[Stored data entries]
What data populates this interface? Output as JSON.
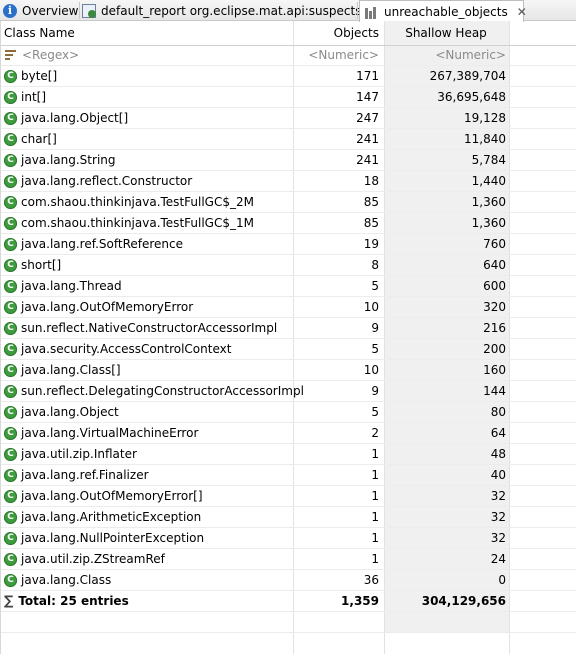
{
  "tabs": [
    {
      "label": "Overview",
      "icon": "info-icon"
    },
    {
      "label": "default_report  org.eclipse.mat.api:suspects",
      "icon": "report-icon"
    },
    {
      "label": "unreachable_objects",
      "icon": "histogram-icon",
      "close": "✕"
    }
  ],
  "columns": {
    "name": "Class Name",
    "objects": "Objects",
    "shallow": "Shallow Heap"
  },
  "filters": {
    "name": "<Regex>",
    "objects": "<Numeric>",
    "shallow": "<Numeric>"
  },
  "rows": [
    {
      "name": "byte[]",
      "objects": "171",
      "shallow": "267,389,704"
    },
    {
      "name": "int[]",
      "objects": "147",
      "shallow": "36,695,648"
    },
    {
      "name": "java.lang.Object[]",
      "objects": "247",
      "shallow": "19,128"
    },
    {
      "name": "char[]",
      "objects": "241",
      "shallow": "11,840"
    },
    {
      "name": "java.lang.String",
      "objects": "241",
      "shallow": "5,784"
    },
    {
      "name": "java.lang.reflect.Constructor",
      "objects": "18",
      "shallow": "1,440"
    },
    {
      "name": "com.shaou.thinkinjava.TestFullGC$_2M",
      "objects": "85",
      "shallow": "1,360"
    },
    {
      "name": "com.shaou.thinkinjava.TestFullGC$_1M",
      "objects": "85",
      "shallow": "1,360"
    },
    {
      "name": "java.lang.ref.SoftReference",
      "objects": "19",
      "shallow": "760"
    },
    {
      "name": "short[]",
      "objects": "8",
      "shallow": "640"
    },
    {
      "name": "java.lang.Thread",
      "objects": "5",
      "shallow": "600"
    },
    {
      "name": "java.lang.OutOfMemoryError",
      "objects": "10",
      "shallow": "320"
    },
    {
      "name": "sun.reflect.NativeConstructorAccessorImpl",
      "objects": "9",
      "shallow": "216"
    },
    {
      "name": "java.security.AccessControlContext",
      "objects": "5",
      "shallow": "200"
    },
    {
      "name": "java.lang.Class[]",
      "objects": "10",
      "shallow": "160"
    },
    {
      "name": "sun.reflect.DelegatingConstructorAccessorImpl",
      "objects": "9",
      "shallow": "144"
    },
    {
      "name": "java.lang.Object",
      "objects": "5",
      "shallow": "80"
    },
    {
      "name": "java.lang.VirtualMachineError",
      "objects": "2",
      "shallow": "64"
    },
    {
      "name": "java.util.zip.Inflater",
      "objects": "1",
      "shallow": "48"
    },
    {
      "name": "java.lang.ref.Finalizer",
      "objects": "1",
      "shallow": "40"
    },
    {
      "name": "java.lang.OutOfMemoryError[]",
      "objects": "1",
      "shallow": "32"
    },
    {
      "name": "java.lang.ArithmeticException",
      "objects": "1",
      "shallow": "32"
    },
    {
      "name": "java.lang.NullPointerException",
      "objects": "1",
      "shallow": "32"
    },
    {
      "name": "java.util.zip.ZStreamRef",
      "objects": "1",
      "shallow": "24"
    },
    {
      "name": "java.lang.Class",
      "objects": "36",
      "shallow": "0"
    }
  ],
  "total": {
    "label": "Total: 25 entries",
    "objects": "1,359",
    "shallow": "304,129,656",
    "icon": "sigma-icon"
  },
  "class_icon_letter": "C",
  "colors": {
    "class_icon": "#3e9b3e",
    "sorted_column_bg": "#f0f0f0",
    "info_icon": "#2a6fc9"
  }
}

What is being asked:
Quote the records in full and exactly; skip any image.

Result below:
What data populates this interface? Output as JSON.
{
  "tabs": [
    {
      "label": "Overview",
      "icon": "info-icon"
    },
    {
      "label": "default_report  org.eclipse.mat.api:suspects",
      "icon": "report-icon"
    },
    {
      "label": "unreachable_objects",
      "icon": "histogram-icon",
      "close": "✕"
    }
  ],
  "columns": {
    "name": "Class Name",
    "objects": "Objects",
    "shallow": "Shallow Heap"
  },
  "filters": {
    "name": "<Regex>",
    "objects": "<Numeric>",
    "shallow": "<Numeric>"
  },
  "rows": [
    {
      "name": "byte[]",
      "objects": "171",
      "shallow": "267,389,704"
    },
    {
      "name": "int[]",
      "objects": "147",
      "shallow": "36,695,648"
    },
    {
      "name": "java.lang.Object[]",
      "objects": "247",
      "shallow": "19,128"
    },
    {
      "name": "char[]",
      "objects": "241",
      "shallow": "11,840"
    },
    {
      "name": "java.lang.String",
      "objects": "241",
      "shallow": "5,784"
    },
    {
      "name": "java.lang.reflect.Constructor",
      "objects": "18",
      "shallow": "1,440"
    },
    {
      "name": "com.shaou.thinkinjava.TestFullGC$_2M",
      "objects": "85",
      "shallow": "1,360"
    },
    {
      "name": "com.shaou.thinkinjava.TestFullGC$_1M",
      "objects": "85",
      "shallow": "1,360"
    },
    {
      "name": "java.lang.ref.SoftReference",
      "objects": "19",
      "shallow": "760"
    },
    {
      "name": "short[]",
      "objects": "8",
      "shallow": "640"
    },
    {
      "name": "java.lang.Thread",
      "objects": "5",
      "shallow": "600"
    },
    {
      "name": "java.lang.OutOfMemoryError",
      "objects": "10",
      "shallow": "320"
    },
    {
      "name": "sun.reflect.NativeConstructorAccessorImpl",
      "objects": "9",
      "shallow": "216"
    },
    {
      "name": "java.security.AccessControlContext",
      "objects": "5",
      "shallow": "200"
    },
    {
      "name": "java.lang.Class[]",
      "objects": "10",
      "shallow": "160"
    },
    {
      "name": "sun.reflect.DelegatingConstructorAccessorImpl",
      "objects": "9",
      "shallow": "144"
    },
    {
      "name": "java.lang.Object",
      "objects": "5",
      "shallow": "80"
    },
    {
      "name": "java.lang.VirtualMachineError",
      "objects": "2",
      "shallow": "64"
    },
    {
      "name": "java.util.zip.Inflater",
      "objects": "1",
      "shallow": "48"
    },
    {
      "name": "java.lang.ref.Finalizer",
      "objects": "1",
      "shallow": "40"
    },
    {
      "name": "java.lang.OutOfMemoryError[]",
      "objects": "1",
      "shallow": "32"
    },
    {
      "name": "java.lang.ArithmeticException",
      "objects": "1",
      "shallow": "32"
    },
    {
      "name": "java.lang.NullPointerException",
      "objects": "1",
      "shallow": "32"
    },
    {
      "name": "java.util.zip.ZStreamRef",
      "objects": "1",
      "shallow": "24"
    },
    {
      "name": "java.lang.Class",
      "objects": "36",
      "shallow": "0"
    }
  ],
  "total": {
    "label": "Total: 25 entries",
    "objects": "1,359",
    "shallow": "304,129,656",
    "icon": "sigma-icon"
  },
  "class_icon_letter": "C",
  "colors": {
    "class_icon": "#3e9b3e",
    "sorted_column_bg": "#f0f0f0",
    "info_icon": "#2a6fc9"
  }
}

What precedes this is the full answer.